__The task__
Please reproduce the records below line for line, changing nothing.

— Start of Data lines —

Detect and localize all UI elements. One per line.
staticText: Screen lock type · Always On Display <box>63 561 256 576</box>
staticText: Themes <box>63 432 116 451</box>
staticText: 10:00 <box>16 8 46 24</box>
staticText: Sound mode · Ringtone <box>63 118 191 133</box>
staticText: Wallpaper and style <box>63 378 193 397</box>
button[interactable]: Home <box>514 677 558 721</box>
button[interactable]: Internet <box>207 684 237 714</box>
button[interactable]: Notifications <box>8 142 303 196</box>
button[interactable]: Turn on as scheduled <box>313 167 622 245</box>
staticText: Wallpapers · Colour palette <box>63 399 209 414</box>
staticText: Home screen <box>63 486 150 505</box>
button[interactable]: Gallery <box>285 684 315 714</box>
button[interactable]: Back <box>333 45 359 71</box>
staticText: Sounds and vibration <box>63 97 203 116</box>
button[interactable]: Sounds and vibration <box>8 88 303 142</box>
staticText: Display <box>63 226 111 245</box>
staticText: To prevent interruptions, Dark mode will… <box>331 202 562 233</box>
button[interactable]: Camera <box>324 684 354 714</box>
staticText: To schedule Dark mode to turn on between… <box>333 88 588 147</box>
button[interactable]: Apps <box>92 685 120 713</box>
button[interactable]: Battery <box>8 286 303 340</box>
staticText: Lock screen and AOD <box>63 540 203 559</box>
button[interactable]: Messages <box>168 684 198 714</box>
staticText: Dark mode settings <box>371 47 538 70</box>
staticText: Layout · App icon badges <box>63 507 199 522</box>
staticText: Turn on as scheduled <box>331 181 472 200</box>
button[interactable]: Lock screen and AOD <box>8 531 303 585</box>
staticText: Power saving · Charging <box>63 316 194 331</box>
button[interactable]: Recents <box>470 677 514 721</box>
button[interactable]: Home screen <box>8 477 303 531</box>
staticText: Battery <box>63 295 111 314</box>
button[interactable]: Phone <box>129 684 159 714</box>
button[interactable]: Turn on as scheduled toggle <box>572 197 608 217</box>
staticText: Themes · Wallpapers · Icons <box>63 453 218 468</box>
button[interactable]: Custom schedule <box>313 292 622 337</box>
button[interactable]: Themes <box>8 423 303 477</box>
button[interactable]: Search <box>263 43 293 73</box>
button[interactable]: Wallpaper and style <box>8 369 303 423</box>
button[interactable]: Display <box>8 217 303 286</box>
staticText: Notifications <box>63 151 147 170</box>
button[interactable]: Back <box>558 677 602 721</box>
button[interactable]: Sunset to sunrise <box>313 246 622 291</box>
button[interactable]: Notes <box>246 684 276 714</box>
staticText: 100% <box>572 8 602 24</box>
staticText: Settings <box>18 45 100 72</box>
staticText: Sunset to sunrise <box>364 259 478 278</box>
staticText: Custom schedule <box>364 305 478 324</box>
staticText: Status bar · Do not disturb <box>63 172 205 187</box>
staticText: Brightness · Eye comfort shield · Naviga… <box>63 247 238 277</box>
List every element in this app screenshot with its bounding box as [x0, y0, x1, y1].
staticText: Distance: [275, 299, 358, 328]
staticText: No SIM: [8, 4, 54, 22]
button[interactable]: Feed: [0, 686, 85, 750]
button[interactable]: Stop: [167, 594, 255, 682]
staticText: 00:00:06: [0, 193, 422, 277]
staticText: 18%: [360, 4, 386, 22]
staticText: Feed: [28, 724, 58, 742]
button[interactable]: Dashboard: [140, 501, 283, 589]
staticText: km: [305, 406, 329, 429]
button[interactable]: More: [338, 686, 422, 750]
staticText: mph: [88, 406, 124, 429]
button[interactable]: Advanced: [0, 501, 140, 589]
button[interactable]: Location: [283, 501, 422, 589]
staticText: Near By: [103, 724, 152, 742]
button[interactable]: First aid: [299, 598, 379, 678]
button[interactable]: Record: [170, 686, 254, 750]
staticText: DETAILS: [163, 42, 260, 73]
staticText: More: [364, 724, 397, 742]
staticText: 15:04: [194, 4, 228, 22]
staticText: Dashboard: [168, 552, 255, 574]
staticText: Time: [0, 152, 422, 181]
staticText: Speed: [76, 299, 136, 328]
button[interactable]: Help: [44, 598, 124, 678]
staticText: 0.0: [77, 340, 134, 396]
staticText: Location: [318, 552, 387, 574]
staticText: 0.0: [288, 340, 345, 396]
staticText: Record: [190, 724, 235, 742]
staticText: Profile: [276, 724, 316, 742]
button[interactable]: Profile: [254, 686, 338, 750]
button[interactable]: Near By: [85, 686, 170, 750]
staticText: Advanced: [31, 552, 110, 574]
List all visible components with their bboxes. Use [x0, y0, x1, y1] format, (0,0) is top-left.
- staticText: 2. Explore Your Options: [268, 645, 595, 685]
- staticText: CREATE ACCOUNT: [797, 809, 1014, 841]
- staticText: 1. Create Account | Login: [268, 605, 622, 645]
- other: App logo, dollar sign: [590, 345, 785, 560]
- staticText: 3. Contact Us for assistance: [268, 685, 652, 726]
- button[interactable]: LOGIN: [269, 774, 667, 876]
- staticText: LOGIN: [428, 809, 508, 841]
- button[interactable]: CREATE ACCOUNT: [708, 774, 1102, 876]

— End of Data lines —

__Reply__
Detect and localize all UI elements. One per line.
staticText: Screen lock type · Always On Display <box>63 561 256 576</box>
staticText: Themes <box>63 432 116 451</box>
staticText: 10:00 <box>16 8 46 24</box>
staticText: Sound mode · Ringtone <box>63 118 191 133</box>
staticText: Wallpaper and style <box>63 378 193 397</box>
button[interactable]: Home <box>514 677 558 721</box>
button[interactable]: Internet <box>207 684 237 714</box>
button[interactable]: Notifications <box>8 142 303 196</box>
button[interactable]: Turn on as scheduled <box>313 167 622 245</box>
staticText: Wallpapers · Colour palette <box>63 399 209 414</box>
staticText: Home screen <box>63 486 150 505</box>
button[interactable]: Gallery <box>285 684 315 714</box>
button[interactable]: Back <box>333 45 359 71</box>
staticText: Sounds and vibration <box>63 97 203 116</box>
button[interactable]: Sounds and vibration <box>8 88 303 142</box>
staticText: Display <box>63 226 111 245</box>
staticText: To prevent interruptions, Dark mode will… <box>331 202 562 233</box>
button[interactable]: Camera <box>324 684 354 714</box>
staticText: To schedule Dark mode to turn on between… <box>333 88 588 147</box>
button[interactable]: Apps <box>92 685 120 713</box>
button[interactable]: Battery <box>8 286 303 340</box>
staticText: Lock screen and AOD <box>63 540 203 559</box>
button[interactable]: Messages <box>168 684 198 714</box>
staticText: Dark mode settings <box>371 47 538 70</box>
staticText: Layout · App icon badges <box>63 507 199 522</box>
staticText: Turn on as scheduled <box>331 181 472 200</box>
button[interactable]: Lock screen and AOD <box>8 531 303 585</box>
staticText: Power saving · Charging <box>63 316 194 331</box>
button[interactable]: Recents <box>470 677 514 721</box>
button[interactable]: Home screen <box>8 477 303 531</box>
staticText: Battery <box>63 295 111 314</box>
button[interactable]: Phone <box>129 684 159 714</box>
button[interactable]: Turn on as scheduled toggle <box>572 197 608 217</box>
staticText: Themes · Wallpapers · Icons <box>63 453 218 468</box>
button[interactable]: Custom schedule <box>313 292 622 337</box>
button[interactable]: Themes <box>8 423 303 477</box>
button[interactable]: Search <box>263 43 293 73</box>
button[interactable]: Wallpaper and style <box>8 369 303 423</box>
button[interactable]: Display <box>8 217 303 286</box>
staticText: Notifications <box>63 151 147 170</box>
button[interactable]: Back <box>558 677 602 721</box>
button[interactable]: Sunset to sunrise <box>313 246 622 291</box>
button[interactable]: Notes <box>246 684 276 714</box>
staticText: 100% <box>572 8 602 24</box>
staticText: Settings <box>18 45 100 72</box>
staticText: Sunset to sunrise <box>364 259 478 278</box>
staticText: Custom schedule <box>364 305 478 324</box>
staticText: Status bar · Do not disturb <box>63 172 205 187</box>
staticText: Brightness · Eye comfort shield · Naviga… <box>63 247 238 277</box>
List every element in this app screenshot with its bounding box as [x0, y0, x1, y1].
staticText: Distance: [275, 299, 358, 328]
staticText: No SIM: [8, 4, 54, 22]
button[interactable]: Feed: [0, 686, 85, 750]
button[interactable]: Stop: [167, 594, 255, 682]
staticText: 00:00:06: [0, 193, 422, 277]
staticText: 18%: [360, 4, 386, 22]
staticText: Feed: [28, 724, 58, 742]
button[interactable]: Dashboard: [140, 501, 283, 589]
staticText: km: [305, 406, 329, 429]
button[interactable]: More: [338, 686, 422, 750]
staticText: mph: [88, 406, 124, 429]
button[interactable]: Advanced: [0, 501, 140, 589]
button[interactable]: Location: [283, 501, 422, 589]
staticText: Near By: [103, 724, 152, 742]
button[interactable]: First aid: [299, 598, 379, 678]
button[interactable]: Record: [170, 686, 254, 750]
staticText: DETAILS: [163, 42, 260, 73]
staticText: More: [364, 724, 397, 742]
staticText: 15:04: [194, 4, 228, 22]
staticText: Dashboard: [168, 552, 255, 574]
staticText: Time: [0, 152, 422, 181]
staticText: Speed: [76, 299, 136, 328]
button[interactable]: Help: [44, 598, 124, 678]
staticText: 0.0: [77, 340, 134, 396]
staticText: Location: [318, 552, 387, 574]
staticText: 0.0: [288, 340, 345, 396]
staticText: Record: [190, 724, 235, 742]
staticText: Profile: [276, 724, 316, 742]
button[interactable]: Profile: [254, 686, 338, 750]
button[interactable]: Near By: [85, 686, 170, 750]
staticText: Advanced: [31, 552, 110, 574]
List all visible components with their bboxes. Use [x0, y0, x1, y1] format, (0,0) is top-left.
- staticText: 2. Explore Your Options: [268, 645, 595, 685]
- staticText: CREATE ACCOUNT: [797, 809, 1014, 841]
- staticText: 1. Create Account | Login: [268, 605, 622, 645]
- other: App logo, dollar sign: [590, 345, 785, 560]
- staticText: 3. Contact Us for assistance: [268, 685, 652, 726]
- button[interactable]: LOGIN: [269, 774, 667, 876]
- staticText: LOGIN: [428, 809, 508, 841]
- button[interactable]: CREATE ACCOUNT: [708, 774, 1102, 876]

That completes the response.